Task description
Using the listing below, select the lines with the word "well" and copy them.

Task material
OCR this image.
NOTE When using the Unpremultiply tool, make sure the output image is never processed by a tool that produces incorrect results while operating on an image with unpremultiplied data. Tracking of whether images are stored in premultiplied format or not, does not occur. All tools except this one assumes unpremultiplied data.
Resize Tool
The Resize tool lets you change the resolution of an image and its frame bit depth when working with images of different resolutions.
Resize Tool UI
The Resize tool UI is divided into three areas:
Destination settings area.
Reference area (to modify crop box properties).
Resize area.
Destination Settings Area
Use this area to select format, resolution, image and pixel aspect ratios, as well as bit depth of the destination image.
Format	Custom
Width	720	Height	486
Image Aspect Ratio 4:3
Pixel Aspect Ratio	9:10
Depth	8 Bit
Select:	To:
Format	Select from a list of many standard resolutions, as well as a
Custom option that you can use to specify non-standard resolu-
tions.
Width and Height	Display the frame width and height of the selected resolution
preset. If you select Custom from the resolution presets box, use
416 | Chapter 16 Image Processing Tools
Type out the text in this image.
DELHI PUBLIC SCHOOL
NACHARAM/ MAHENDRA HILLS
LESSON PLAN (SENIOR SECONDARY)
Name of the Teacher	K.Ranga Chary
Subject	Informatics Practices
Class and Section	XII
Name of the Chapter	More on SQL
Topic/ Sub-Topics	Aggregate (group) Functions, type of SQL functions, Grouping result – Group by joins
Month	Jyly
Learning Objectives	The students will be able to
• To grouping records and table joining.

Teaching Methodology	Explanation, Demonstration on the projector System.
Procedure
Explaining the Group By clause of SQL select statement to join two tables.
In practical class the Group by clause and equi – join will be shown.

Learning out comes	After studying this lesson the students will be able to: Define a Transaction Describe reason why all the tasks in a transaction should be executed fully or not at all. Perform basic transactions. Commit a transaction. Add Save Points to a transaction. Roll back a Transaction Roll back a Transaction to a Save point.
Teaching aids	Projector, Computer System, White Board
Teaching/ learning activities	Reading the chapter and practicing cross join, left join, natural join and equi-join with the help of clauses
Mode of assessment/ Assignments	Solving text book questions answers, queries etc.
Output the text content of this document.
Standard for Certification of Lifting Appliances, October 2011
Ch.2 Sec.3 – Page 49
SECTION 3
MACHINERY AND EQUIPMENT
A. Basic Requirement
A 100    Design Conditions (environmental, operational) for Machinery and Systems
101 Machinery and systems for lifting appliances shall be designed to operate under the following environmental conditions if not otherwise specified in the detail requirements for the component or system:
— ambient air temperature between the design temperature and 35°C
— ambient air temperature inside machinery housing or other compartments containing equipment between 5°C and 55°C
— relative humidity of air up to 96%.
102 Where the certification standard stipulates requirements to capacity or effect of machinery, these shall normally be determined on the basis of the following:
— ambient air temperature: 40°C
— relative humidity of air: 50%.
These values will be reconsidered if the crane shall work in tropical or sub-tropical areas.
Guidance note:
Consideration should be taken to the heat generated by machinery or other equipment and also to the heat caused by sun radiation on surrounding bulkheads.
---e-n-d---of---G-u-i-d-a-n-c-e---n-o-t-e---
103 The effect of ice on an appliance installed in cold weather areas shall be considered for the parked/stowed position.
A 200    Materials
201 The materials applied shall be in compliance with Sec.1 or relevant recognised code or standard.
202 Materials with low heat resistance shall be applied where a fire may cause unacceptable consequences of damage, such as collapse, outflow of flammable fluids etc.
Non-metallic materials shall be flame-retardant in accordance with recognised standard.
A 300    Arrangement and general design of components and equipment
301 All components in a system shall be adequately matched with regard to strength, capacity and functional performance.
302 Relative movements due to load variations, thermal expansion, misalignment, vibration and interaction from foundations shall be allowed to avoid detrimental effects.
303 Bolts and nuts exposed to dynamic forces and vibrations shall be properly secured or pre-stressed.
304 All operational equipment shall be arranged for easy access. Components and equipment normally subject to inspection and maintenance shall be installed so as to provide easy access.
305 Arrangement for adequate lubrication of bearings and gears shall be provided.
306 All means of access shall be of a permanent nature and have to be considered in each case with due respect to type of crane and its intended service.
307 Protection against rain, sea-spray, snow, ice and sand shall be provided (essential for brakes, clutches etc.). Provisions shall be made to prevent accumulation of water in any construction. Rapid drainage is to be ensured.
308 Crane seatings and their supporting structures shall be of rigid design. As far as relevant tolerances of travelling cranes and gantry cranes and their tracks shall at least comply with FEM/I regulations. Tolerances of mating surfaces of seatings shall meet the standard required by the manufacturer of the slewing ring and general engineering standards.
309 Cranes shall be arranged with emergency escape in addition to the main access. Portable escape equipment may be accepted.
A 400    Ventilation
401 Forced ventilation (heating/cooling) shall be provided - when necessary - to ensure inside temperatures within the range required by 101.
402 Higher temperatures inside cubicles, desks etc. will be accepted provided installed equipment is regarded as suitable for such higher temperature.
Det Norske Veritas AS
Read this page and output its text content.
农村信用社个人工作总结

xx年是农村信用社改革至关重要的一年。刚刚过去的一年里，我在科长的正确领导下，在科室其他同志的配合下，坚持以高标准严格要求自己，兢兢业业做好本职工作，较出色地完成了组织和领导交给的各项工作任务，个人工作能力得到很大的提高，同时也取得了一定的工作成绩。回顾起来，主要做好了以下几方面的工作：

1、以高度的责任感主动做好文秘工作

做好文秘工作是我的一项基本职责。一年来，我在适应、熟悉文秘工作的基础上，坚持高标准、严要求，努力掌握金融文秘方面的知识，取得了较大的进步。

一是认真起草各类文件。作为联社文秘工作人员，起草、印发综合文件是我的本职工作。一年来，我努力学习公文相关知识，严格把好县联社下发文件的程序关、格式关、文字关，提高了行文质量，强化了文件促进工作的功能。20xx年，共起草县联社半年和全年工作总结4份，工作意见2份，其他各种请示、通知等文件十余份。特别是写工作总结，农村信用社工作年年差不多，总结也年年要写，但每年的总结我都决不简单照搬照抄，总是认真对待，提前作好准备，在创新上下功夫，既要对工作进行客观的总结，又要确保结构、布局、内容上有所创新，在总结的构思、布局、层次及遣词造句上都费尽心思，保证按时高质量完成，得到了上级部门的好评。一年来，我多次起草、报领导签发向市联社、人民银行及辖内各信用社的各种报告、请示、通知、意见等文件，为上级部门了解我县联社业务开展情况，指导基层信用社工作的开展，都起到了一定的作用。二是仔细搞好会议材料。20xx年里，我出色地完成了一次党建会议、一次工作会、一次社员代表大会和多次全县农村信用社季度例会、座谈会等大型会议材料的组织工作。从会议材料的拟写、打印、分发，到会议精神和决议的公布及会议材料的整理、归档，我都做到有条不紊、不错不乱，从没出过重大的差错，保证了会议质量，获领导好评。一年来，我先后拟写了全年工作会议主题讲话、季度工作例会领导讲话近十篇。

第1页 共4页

Reply
Use this area to select format, resolution, image and pixel aspect ratios, as well as bit depth of the destination image.
Format	Select from a list of many standard resolutions, as well as a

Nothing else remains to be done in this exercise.